→ Exercise
Pick out every line in the items that contains the string "Ширина" and copy each of those lines.

*** Material for this exercise

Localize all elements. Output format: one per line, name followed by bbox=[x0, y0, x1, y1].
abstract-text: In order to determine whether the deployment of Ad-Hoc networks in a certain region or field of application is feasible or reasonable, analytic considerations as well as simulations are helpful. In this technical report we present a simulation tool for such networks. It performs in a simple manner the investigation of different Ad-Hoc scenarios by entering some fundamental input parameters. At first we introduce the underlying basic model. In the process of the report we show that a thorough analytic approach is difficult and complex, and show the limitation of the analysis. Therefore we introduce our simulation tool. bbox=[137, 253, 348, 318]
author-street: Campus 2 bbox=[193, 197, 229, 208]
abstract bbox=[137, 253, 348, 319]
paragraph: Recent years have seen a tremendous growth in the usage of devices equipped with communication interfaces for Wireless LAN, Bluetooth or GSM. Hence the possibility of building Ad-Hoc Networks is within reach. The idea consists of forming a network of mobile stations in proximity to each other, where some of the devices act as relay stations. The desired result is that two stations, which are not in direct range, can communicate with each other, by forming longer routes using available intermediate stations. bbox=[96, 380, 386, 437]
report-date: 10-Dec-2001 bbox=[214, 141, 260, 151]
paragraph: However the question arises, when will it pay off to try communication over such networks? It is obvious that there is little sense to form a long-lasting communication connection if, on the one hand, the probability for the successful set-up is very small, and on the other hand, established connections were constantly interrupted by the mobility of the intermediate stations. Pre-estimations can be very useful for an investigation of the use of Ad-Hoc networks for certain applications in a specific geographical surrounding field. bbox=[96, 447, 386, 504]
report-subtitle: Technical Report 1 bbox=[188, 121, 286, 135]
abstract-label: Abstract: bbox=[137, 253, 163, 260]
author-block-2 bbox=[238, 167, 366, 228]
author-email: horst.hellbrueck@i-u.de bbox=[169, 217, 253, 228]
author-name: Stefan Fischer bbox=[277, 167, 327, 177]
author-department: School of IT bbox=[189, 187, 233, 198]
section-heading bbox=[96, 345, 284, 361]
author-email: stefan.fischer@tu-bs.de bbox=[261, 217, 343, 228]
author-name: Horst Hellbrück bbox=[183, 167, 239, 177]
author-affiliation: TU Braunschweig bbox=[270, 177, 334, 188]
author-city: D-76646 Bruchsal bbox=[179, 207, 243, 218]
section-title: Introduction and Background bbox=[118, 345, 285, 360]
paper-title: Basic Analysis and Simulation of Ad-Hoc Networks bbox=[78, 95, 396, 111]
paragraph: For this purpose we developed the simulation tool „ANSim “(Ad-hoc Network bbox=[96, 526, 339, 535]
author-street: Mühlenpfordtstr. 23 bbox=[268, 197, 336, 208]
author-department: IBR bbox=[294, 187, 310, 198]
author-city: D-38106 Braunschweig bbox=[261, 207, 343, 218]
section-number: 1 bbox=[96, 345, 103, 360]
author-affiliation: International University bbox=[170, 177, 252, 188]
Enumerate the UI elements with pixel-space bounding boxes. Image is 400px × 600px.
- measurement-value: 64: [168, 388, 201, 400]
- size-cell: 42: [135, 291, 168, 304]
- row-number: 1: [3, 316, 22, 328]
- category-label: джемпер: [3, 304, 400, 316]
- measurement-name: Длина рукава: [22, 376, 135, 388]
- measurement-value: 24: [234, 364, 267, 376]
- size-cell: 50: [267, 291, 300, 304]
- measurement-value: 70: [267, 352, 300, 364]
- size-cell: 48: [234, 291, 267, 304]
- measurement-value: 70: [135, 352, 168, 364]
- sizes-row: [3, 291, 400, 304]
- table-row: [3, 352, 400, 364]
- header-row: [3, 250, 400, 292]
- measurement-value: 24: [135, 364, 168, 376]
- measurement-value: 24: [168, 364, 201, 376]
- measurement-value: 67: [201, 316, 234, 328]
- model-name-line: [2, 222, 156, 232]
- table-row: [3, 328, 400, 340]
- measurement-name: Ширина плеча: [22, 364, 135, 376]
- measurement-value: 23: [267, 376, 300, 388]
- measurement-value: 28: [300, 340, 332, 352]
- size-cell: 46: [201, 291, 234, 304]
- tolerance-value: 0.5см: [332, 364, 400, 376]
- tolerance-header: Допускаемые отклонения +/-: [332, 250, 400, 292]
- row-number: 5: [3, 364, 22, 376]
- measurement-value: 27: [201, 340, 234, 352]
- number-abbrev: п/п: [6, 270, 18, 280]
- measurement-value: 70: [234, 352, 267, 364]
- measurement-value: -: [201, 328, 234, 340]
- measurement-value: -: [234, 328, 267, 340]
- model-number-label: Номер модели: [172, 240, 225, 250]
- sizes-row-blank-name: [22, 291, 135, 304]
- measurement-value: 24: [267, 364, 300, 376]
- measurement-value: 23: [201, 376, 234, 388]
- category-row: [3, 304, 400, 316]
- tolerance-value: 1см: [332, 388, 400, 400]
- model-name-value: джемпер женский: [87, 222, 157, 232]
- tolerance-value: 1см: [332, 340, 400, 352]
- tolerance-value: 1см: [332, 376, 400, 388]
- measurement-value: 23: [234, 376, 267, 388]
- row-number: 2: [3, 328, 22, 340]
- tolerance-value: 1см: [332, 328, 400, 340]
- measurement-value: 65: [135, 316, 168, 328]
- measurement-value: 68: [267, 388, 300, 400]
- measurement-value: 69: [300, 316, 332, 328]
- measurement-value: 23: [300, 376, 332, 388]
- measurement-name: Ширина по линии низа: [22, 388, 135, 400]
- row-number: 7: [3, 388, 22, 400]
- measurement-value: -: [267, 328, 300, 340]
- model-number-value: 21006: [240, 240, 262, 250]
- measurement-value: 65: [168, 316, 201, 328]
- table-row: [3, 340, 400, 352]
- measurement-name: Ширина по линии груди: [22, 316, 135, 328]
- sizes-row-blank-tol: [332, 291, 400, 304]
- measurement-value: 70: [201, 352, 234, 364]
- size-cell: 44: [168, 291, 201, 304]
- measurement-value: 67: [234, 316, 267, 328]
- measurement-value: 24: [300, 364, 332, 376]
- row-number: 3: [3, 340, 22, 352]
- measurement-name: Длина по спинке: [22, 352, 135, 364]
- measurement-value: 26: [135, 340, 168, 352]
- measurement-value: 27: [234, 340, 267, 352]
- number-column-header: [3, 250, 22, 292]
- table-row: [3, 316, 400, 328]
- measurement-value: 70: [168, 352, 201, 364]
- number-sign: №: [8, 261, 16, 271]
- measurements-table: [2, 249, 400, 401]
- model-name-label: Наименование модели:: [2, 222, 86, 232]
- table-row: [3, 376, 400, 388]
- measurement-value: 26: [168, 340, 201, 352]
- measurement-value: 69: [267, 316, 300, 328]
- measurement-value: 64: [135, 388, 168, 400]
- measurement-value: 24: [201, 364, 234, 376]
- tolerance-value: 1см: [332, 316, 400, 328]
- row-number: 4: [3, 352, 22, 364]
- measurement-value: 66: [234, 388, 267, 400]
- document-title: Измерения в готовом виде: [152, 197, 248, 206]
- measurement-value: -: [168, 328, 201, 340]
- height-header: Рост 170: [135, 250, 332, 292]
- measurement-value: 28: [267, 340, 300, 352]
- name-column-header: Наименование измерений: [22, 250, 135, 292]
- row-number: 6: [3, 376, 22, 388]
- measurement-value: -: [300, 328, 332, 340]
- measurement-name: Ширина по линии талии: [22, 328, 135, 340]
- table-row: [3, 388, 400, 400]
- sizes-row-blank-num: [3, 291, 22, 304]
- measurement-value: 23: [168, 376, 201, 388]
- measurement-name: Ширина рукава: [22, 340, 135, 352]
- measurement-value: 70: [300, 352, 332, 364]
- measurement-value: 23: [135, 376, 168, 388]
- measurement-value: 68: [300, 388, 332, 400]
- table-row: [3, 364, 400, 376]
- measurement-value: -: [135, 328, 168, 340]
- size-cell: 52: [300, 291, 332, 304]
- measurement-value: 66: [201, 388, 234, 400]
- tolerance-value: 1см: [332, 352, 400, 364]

******

→ Result
- measurement-name: Ширина плеча: [22, 364, 135, 376]
- measurement-name: Ширина по линии низа: [22, 388, 135, 400]
- measurement-name: Ширина по линии груди: [22, 316, 135, 328]
- measurement-name: Ширина по линии талии: [22, 328, 135, 340]
- measurement-name: Ширина рукава: [22, 340, 135, 352]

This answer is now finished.